(AIM):
Go through the lines below. Copy those with "label".

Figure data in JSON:

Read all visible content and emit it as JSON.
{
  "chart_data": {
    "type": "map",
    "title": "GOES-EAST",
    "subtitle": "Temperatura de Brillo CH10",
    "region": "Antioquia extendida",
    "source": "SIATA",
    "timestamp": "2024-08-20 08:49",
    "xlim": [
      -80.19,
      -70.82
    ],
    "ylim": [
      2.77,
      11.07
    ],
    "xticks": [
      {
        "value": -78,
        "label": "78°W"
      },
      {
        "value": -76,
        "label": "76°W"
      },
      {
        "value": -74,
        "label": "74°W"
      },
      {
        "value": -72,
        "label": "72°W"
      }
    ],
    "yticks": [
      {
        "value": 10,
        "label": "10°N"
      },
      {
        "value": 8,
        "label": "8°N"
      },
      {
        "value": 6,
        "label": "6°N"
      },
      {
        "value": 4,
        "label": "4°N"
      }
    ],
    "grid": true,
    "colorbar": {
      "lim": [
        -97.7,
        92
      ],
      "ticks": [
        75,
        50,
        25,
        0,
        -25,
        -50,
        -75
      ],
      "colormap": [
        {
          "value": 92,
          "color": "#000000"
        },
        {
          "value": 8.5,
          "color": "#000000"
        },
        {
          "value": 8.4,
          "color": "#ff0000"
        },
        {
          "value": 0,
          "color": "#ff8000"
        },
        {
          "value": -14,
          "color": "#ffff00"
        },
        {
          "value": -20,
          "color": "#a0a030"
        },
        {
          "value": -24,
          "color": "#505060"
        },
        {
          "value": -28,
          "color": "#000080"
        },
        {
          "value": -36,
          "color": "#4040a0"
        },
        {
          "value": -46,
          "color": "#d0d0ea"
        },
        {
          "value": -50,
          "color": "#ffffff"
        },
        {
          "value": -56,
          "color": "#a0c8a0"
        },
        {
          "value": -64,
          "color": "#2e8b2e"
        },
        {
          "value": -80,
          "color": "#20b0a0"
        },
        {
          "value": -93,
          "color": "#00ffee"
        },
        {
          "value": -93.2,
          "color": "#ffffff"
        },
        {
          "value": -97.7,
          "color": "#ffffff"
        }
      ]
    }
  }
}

(SOLUTION TO THE PROBLEM):
        "label": "78°W"
        "label": "76°W"
        "label": "74°W"
        "label": "72°W"
        "label": "10°N"
        "label": "8°N"
        "label": "6°N"
        "label": "4°N"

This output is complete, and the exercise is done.